» **Stated problem**
Work out how many lines of the listing hold the string "Promócióban". Answer with that number alone.

———

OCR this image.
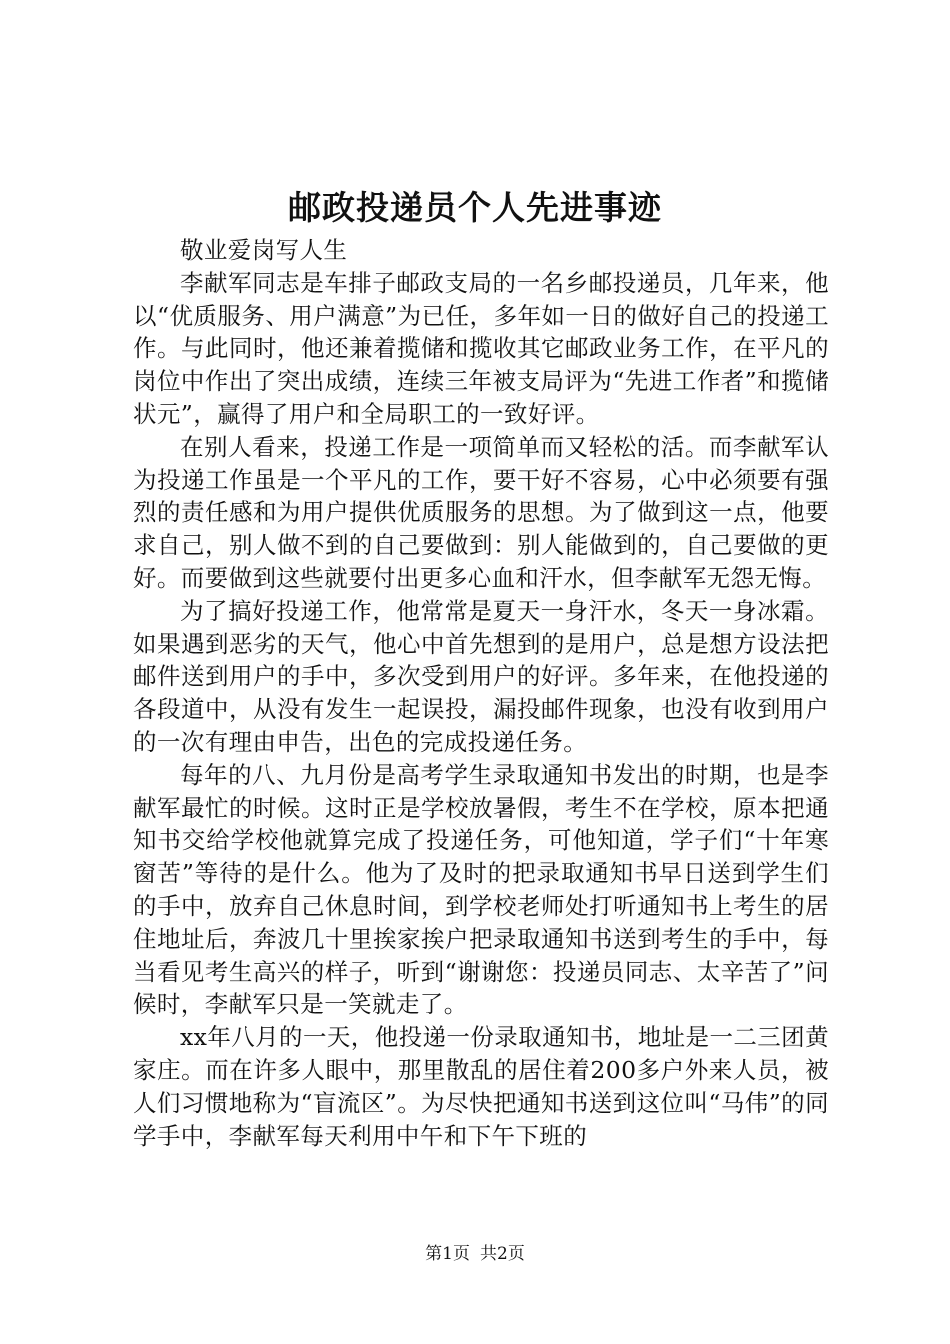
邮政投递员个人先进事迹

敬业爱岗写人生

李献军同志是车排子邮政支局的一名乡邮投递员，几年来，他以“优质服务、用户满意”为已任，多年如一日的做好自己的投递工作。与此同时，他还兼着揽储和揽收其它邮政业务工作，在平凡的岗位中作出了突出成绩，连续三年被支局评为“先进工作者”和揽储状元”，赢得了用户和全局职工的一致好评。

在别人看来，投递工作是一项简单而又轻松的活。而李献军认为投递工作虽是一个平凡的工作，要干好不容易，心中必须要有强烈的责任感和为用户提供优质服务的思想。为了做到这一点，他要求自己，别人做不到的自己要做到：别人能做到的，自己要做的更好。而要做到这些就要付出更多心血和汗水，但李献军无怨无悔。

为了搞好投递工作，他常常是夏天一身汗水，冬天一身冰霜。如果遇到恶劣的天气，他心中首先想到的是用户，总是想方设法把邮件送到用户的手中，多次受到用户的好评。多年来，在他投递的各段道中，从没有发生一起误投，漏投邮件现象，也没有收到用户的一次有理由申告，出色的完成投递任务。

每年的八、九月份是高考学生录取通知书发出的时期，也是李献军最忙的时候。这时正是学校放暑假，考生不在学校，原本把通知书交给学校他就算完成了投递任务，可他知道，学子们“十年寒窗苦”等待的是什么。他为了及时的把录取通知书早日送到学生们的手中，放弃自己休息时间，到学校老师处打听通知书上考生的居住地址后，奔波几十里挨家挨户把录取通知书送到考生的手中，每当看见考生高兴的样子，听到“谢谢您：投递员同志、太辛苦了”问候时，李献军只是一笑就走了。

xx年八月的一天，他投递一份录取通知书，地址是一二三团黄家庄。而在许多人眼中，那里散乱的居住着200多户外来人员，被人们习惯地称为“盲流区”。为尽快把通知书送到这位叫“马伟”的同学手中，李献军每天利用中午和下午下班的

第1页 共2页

———

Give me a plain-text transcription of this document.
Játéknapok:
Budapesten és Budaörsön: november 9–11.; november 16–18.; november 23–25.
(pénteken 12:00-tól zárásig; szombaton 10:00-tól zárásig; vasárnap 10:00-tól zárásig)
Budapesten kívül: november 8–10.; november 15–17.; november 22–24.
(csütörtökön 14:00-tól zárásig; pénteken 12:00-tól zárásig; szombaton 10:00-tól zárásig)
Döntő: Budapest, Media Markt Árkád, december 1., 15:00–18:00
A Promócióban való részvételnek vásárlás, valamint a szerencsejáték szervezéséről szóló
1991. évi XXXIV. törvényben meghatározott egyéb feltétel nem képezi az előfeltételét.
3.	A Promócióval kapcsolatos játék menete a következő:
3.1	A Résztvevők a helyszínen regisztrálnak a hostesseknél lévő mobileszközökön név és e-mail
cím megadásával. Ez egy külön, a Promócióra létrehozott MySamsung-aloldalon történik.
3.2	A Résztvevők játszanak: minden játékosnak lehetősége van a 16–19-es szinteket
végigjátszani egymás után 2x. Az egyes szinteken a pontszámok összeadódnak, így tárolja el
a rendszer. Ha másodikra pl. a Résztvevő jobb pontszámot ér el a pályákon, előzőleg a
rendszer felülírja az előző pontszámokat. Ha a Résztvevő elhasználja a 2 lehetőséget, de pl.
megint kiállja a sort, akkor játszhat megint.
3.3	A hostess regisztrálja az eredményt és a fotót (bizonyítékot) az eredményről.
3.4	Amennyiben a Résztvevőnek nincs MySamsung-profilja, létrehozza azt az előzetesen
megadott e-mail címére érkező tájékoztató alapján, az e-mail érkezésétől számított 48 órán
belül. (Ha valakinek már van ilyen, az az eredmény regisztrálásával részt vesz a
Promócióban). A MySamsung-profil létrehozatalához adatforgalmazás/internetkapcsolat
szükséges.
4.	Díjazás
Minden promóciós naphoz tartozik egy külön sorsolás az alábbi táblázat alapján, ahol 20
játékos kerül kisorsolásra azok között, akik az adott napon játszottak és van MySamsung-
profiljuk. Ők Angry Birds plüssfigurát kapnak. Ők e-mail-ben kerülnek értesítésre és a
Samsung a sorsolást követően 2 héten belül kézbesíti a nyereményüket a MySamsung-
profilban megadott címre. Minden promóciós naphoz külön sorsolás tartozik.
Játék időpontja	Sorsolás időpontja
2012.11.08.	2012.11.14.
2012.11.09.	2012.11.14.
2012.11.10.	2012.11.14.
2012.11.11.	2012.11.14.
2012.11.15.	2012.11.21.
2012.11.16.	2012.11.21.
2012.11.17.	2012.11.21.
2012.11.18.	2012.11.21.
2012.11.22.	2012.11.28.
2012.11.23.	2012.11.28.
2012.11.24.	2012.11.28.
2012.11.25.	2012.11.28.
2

———

» **Solution to this exercise**
2